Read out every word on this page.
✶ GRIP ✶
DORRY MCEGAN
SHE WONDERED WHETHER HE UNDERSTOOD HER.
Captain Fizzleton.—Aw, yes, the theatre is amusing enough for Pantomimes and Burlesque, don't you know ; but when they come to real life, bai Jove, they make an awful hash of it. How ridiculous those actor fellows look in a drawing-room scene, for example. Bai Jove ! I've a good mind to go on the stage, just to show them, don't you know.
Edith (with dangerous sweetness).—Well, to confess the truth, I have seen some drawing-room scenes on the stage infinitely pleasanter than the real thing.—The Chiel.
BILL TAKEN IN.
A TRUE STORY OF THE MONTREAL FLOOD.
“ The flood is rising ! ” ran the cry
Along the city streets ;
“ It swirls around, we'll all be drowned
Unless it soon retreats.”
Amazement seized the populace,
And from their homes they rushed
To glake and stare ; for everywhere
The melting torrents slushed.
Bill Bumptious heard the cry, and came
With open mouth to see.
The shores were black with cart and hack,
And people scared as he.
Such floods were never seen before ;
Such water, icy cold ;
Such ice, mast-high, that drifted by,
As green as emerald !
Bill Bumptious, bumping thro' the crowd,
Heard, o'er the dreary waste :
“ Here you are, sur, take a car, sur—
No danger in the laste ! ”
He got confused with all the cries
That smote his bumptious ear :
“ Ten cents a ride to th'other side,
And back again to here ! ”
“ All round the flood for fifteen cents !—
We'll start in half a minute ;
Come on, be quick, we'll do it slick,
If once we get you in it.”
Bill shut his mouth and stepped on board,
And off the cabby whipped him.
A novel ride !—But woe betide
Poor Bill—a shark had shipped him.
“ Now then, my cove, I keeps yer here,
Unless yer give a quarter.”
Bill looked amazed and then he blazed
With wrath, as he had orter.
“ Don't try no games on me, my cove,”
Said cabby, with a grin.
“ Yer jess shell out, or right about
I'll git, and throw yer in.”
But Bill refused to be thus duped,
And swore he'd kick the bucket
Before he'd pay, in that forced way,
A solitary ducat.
· · · · · · ·
WHAT THE TASK REQUIRES —
Restate all of the entries exactly, please.

TASK SOLUTION —
Read out every word on this page.
✶ GRIP ✶
DORRY MCEGAN
SHE WONDERED WHETHER HE UNDERSTOOD HER.
Captain Fizzleton.—Aw, yes, the theatre is amusing enough for Pantomimes and Burlesque, don't you know ; but when they come to real life, bai Jove, they make an awful hash of it. How ridiculous those actor fellows look in a drawing-room scene, for example. Bai Jove ! I've a good mind to go on the stage, just to show them, don't you know.
Edith (with dangerous sweetness).—Well, to confess the truth, I have seen some drawing-room scenes on the stage infinitely pleasanter than the real thing.—The Chiel.
BILL TAKEN IN.
A TRUE STORY OF THE MONTREAL FLOOD.
“ The flood is rising ! ” ran the cry
Along the city streets ;
“ It swirls around, we'll all be drowned
Unless it soon retreats.”
Amazement seized the populace,
And from their homes they rushed
To glake and stare ; for everywhere
The melting torrents slushed.
Bill Bumptious heard the cry, and came
With open mouth to see.
The shores were black with cart and hack,
And people scared as he.
Such floods were never seen before ;
Such water, icy cold ;
Such ice, mast-high, that drifted by,
As green as emerald !
Bill Bumptious, bumping thro' the crowd,
Heard, o'er the dreary waste :
“ Here you are, sur, take a car, sur—
No danger in the laste ! ”
He got confused with all the cries
That smote his bumptious ear :
“ Ten cents a ride to th'other side,
And back again to here ! ”
“ All round the flood for fifteen cents !—
We'll start in half a minute ;
Come on, be quick, we'll do it slick,
If once we get you in it.”
Bill shut his mouth and stepped on board,
And off the cabby whipped him.
A novel ride !—But woe betide
Poor Bill—a shark had shipped him.
“ Now then, my cove, I keeps yer here,
Unless yer give a quarter.”
Bill looked amazed and then he blazed
With wrath, as he had orter.
“ Don't try no games on me, my cove,”
Said cabby, with a grin.
“ Yer jess shell out, or right about
I'll git, and throw yer in.”
But Bill refused to be thus duped,
And swore he'd kick the bucket
Before he'd pay, in that forced way,
A solitary ducat.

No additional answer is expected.